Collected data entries

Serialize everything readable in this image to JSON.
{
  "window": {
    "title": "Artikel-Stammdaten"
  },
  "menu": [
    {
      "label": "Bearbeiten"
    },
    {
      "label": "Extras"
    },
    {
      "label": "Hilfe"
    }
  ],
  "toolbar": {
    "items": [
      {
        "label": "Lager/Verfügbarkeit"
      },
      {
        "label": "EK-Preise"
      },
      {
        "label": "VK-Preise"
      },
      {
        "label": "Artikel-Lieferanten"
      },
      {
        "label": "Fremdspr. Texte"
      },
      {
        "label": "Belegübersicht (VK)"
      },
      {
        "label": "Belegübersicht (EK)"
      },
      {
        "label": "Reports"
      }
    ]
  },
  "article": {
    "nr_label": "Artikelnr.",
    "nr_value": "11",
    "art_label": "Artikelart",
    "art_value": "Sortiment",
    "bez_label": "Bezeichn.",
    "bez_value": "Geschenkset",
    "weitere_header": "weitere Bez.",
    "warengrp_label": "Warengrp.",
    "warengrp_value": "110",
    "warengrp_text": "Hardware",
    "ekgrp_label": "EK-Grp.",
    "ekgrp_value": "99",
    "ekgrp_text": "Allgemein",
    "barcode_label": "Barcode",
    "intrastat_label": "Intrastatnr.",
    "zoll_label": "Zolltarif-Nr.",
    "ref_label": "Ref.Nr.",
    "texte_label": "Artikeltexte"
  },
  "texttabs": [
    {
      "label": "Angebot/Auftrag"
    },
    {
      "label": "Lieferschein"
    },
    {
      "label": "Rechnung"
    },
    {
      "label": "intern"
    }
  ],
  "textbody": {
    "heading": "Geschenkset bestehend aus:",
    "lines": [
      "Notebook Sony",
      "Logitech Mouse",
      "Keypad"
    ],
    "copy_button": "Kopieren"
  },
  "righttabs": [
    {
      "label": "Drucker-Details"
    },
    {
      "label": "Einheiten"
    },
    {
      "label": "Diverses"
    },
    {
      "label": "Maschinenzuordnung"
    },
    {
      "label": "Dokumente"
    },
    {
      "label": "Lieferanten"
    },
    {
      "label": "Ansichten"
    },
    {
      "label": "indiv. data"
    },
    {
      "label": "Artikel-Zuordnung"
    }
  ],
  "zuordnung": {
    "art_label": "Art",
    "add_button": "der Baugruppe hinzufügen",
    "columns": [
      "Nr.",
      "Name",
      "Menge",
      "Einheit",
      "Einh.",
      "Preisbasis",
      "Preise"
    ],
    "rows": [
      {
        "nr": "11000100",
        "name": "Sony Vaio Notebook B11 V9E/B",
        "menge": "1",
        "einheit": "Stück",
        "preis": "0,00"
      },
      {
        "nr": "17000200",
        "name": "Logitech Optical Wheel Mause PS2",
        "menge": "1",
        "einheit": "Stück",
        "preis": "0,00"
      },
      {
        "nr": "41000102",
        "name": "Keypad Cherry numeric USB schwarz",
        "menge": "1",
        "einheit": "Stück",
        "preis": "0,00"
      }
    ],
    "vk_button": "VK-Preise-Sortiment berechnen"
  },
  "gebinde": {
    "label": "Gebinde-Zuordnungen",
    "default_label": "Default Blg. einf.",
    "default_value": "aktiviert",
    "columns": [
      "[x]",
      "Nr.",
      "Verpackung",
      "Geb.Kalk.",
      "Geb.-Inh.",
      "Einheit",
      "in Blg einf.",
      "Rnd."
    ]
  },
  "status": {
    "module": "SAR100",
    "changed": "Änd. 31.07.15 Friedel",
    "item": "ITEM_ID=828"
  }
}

* [What you have to do]
Once more, set down the full listing, verbatim.

* [The solution]
Serialize everything readable in this image to JSON.
{
  "window": {
    "title": "Artikel-Stammdaten"
  },
  "menu": [
    {
      "label": "Bearbeiten"
    },
    {
      "label": "Extras"
    },
    {
      "label": "Hilfe"
    }
  ],
  "toolbar": {
    "items": [
      {
        "label": "Lager/Verfügbarkeit"
      },
      {
        "label": "EK-Preise"
      },
      {
        "label": "VK-Preise"
      },
      {
        "label": "Artikel-Lieferanten"
      },
      {
        "label": "Fremdspr. Texte"
      },
      {
        "label": "Belegübersicht (VK)"
      },
      {
        "label": "Belegübersicht (EK)"
      },
      {
        "label": "Reports"
      }
    ]
  },
  "article": {
    "nr_label": "Artikelnr.",
    "nr_value": "11",
    "art_label": "Artikelart",
    "art_value": "Sortiment",
    "bez_label": "Bezeichn.",
    "bez_value": "Geschenkset",
    "weitere_header": "weitere Bez.",
    "warengrp_label": "Warengrp.",
    "warengrp_value": "110",
    "warengrp_text": "Hardware",
    "ekgrp_label": "EK-Grp.",
    "ekgrp_value": "99",
    "ekgrp_text": "Allgemein",
    "barcode_label": "Barcode",
    "intrastat_label": "Intrastatnr.",
    "zoll_label": "Zolltarif-Nr.",
    "ref_label": "Ref.Nr.",
    "texte_label": "Artikeltexte"
  },
  "texttabs": [
    {
      "label": "Angebot/Auftrag"
    },
    {
      "label": "Lieferschein"
    },
    {
      "label": "Rechnung"
    },
    {
      "label": "intern"
    }
  ],
  "textbody": {
    "heading": "Geschenkset bestehend aus:",
    "lines": [
      "Notebook Sony",
      "Logitech Mouse",
      "Keypad"
    ],
    "copy_button": "Kopieren"
  },
  "righttabs": [
    {
      "label": "Drucker-Details"
    },
    {
      "label": "Einheiten"
    },
    {
      "label": "Diverses"
    },
    {
      "label": "Maschinenzuordnung"
    },
    {
      "label": "Dokumente"
    },
    {
      "label": "Lieferanten"
    },
    {
      "label": "Ansichten"
    },
    {
      "label": "indiv. data"
    },
    {
      "label": "Artikel-Zuordnung"
    }
  ],
  "zuordnung": {
    "art_label": "Art",
    "add_button": "der Baugruppe hinzufügen",
    "columns": [
      "Nr.",
      "Name",
      "Menge",
      "Einheit",
      "Einh.",
      "Preisbasis",
      "Preise"
    ],
    "rows": [
      {
        "nr": "11000100",
        "name": "Sony Vaio Notebook B11 V9E/B",
        "menge": "1",
        "einheit": "Stück",
        "preis": "0,00"
      },
      {
        "nr": "17000200",
        "name": "Logitech Optical Wheel Mause PS2",
        "menge": "1",
        "einheit": "Stück",
        "preis": "0,00"
      },
      {
        "nr": "41000102",
        "name": "Keypad Cherry numeric USB schwarz",
        "menge": "1",
        "einheit": "Stück",
        "preis": "0,00"
      }
    ],
    "vk_button": "VK-Preise-Sortiment berechnen"
  },
  "gebinde": {
    "label": "Gebinde-Zuordnungen",
    "default_label": "Default Blg. einf.",
    "default_value": "aktiviert",
    "columns": [
      "[x]",
      "Nr.",
      "Verpackung",
      "Geb.Kalk.",
      "Geb.-Inh.",
      "Einheit",
      "in Blg einf.",
      "Rnd."
    ]
  },
  "status": {
    "module": "SAR100",
    "changed": "Änd. 31.07.15 Friedel",
    "item": "ITEM_ID=828"
  }
}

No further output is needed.